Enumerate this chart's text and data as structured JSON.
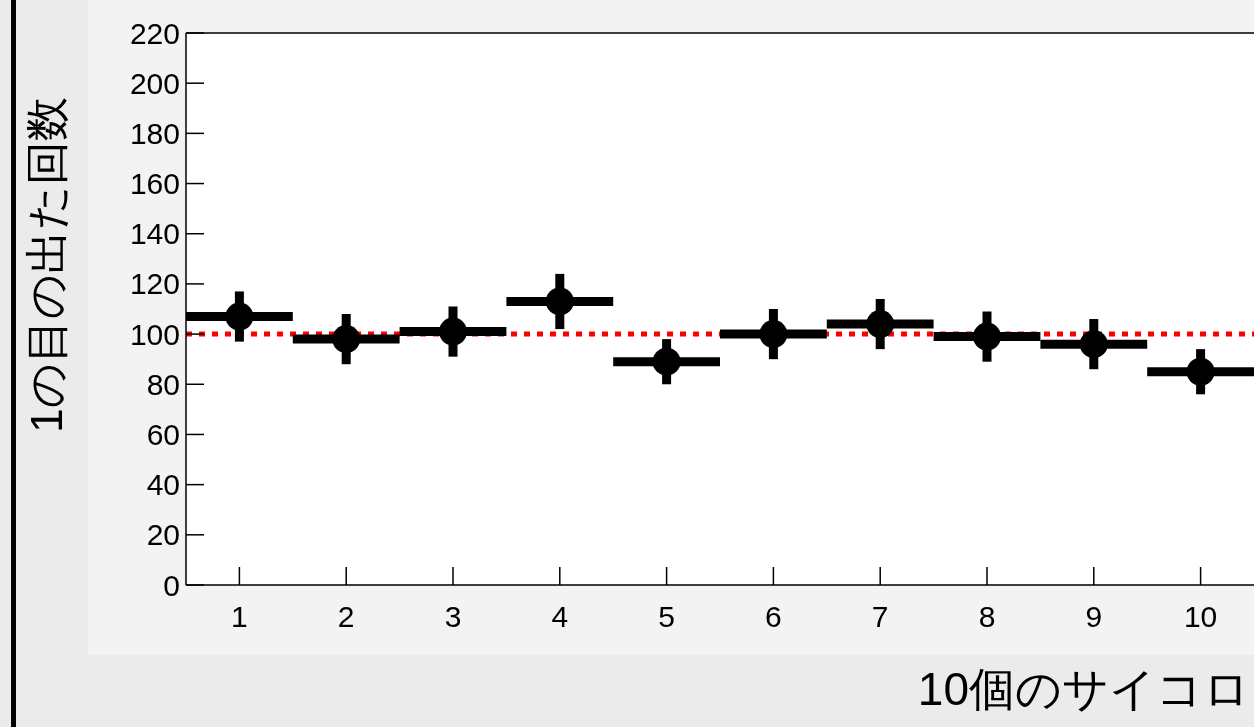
{
  "chart_data": {
    "type": "scatter",
    "xlabel": "10個のサイコロ",
    "ylabel": "1の目の出た回数",
    "x": [
      1,
      2,
      3,
      4,
      5,
      6,
      7,
      8,
      9,
      10
    ],
    "series": [
      {
        "color": "#000000",
        "values": [
          107,
          98,
          101,
          113,
          89,
          100,
          104,
          99,
          96,
          85
        ],
        "errors": [
          10,
          10,
          10,
          11,
          9,
          10,
          10,
          10,
          10,
          9
        ],
        "xerrors": [
          0.5,
          0.5,
          0.5,
          0.5,
          0.5,
          0.5,
          0.5,
          0.5,
          0.5,
          0.5
        ]
      }
    ],
    "xlim": [
      0.5,
      10.5
    ],
    "xticks": [
      1,
      2,
      3,
      4,
      5,
      6,
      7,
      8,
      9,
      10
    ],
    "ylim": [
      0,
      220
    ],
    "yticks": [
      0,
      20,
      40,
      60,
      80,
      100,
      120,
      140,
      160,
      180,
      200,
      220
    ],
    "ref_lines": [
      {
        "axis": "y",
        "value": 100,
        "color": "#ff0000",
        "line_style": "dotted"
      }
    ],
    "marker": "circle",
    "grid": false
  }
}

WHAT THE EXERCISE ASKS:
Pictures are to be left out; all else in the entries above is to be quoted exactly.

FULL RESPONSE:
Enumerate this chart's text and data as structured JSON.
{
  "chart_data": {
    "type": "scatter",
    "xlabel": "10個のサイコロ",
    "ylabel": "1の目の出た回数",
    "x": [
      1,
      2,
      3,
      4,
      5,
      6,
      7,
      8,
      9,
      10
    ],
    "series": [
      {
        "color": "#000000",
        "values": [
          107,
          98,
          101,
          113,
          89,
          100,
          104,
          99,
          96,
          85
        ],
        "errors": [
          10,
          10,
          10,
          11,
          9,
          10,
          10,
          10,
          10,
          9
        ],
        "xerrors": [
          0.5,
          0.5,
          0.5,
          0.5,
          0.5,
          0.5,
          0.5,
          0.5,
          0.5,
          0.5
        ]
      }
    ],
    "xlim": [
      0.5,
      10.5
    ],
    "xticks": [
      1,
      2,
      3,
      4,
      5,
      6,
      7,
      8,
      9,
      10
    ],
    "ylim": [
      0,
      220
    ],
    "yticks": [
      0,
      20,
      40,
      60,
      80,
      100,
      120,
      140,
      160,
      180,
      200,
      220
    ],
    "ref_lines": [
      {
        "axis": "y",
        "value": 100,
        "color": "#ff0000",
        "line_style": "dotted"
      }
    ],
    "marker": "circle",
    "grid": false
  }
}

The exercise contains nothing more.